TASK REQUIREMENTS »
Answer with a single number: the count of lines that include the string "JSON".

RECORDS SHOWN »

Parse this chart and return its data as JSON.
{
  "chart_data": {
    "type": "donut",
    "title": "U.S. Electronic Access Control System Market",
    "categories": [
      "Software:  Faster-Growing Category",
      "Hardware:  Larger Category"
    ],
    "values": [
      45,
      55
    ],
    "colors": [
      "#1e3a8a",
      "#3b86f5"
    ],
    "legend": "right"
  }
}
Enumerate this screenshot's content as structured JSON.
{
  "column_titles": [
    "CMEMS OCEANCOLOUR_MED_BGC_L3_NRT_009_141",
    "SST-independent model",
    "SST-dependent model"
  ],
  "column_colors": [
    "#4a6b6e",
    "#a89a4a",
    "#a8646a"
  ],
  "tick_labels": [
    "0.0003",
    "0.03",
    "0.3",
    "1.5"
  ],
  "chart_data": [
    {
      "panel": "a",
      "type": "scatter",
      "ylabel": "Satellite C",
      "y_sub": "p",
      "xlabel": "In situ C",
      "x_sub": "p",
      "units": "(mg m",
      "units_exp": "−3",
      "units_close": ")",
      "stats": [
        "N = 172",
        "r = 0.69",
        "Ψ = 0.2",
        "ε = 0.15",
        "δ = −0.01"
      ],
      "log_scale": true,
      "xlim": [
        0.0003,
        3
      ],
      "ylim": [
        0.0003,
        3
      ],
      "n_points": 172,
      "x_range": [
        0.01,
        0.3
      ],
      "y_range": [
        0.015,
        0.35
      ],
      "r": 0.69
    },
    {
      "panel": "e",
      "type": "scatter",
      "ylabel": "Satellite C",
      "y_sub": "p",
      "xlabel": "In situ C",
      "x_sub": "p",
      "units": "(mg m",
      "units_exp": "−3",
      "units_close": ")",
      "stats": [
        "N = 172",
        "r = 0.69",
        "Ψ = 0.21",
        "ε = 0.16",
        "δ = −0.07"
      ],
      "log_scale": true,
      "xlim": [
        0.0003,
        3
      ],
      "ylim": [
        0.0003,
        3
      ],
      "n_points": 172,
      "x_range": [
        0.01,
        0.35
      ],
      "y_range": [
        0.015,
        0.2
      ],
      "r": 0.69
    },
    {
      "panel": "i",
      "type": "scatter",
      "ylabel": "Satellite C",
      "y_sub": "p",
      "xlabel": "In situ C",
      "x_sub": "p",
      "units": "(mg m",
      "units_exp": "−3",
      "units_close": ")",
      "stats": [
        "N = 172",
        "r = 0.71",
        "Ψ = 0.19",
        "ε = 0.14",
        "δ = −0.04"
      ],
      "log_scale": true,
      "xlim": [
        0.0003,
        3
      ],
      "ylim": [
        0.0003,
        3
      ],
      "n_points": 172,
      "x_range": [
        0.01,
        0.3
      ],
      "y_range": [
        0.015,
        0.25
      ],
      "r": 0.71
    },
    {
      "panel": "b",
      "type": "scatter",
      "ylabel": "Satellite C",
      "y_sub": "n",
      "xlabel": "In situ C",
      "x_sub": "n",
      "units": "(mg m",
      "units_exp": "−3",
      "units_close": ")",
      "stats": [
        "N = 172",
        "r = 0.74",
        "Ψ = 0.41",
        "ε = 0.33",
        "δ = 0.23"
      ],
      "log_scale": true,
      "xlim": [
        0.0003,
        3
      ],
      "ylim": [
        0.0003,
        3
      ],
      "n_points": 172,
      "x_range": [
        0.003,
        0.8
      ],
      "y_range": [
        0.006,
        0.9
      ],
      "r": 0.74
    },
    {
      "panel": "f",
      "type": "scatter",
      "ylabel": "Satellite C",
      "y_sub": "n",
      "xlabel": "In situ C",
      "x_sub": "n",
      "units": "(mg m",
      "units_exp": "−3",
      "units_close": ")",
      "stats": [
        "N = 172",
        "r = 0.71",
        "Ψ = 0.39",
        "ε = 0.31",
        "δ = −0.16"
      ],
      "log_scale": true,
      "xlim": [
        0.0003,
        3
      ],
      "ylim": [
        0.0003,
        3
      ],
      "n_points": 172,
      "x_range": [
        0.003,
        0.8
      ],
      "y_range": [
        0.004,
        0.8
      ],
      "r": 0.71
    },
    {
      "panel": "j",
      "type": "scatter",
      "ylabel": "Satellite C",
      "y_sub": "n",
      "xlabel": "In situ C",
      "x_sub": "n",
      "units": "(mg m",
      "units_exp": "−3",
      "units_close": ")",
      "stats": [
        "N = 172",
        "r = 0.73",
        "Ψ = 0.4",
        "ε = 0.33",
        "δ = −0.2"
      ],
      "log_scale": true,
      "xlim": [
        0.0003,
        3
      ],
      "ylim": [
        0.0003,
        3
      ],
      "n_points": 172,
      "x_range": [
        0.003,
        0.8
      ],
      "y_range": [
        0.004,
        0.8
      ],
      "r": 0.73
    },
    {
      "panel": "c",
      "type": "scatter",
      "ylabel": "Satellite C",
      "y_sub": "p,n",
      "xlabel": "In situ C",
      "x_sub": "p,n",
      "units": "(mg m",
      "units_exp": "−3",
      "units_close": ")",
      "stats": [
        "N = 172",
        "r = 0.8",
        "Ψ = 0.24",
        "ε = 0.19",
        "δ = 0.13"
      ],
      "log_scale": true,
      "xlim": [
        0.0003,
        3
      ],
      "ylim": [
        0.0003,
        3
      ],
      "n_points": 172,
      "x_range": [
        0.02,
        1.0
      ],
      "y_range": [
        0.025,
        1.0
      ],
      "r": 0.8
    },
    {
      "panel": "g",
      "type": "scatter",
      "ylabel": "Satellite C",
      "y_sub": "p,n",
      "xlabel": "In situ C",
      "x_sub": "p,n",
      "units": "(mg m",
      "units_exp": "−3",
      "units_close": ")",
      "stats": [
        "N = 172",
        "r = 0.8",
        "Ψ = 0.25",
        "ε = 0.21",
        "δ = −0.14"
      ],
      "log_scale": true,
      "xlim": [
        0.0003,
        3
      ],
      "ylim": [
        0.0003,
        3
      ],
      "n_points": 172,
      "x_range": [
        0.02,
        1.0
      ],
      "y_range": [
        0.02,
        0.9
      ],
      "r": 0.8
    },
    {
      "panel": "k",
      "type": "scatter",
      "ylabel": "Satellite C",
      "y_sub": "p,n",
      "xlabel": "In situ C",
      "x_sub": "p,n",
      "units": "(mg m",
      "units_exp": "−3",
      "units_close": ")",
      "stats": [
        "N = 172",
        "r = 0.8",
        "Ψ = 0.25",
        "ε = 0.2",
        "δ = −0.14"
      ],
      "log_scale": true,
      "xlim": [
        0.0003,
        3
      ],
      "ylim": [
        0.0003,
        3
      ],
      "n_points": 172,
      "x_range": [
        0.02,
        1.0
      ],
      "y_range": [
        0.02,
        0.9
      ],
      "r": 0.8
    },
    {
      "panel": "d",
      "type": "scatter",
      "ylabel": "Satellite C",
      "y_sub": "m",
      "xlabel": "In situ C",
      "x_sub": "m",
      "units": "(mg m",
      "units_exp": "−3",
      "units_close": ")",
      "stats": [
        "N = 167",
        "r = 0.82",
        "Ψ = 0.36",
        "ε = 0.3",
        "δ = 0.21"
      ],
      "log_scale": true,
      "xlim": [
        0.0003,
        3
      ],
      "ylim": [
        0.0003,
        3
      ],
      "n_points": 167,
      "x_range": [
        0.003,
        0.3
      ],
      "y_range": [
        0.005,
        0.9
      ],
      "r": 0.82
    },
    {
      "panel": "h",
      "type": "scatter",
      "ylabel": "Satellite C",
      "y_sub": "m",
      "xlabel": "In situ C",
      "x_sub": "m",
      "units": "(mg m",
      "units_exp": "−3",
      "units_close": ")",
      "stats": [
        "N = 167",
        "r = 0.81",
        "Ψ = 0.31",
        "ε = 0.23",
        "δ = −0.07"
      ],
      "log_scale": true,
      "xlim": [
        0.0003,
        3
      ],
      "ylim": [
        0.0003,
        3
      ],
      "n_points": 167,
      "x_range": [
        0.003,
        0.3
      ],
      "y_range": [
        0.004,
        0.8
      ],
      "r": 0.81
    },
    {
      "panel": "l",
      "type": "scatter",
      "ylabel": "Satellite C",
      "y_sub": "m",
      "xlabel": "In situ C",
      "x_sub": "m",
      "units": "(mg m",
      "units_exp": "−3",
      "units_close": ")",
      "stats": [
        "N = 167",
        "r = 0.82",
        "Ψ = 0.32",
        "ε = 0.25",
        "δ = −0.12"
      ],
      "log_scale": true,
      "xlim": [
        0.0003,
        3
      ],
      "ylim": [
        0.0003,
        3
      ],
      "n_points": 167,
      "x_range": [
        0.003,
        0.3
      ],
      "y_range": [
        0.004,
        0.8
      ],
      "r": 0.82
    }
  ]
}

SOLUTION »
2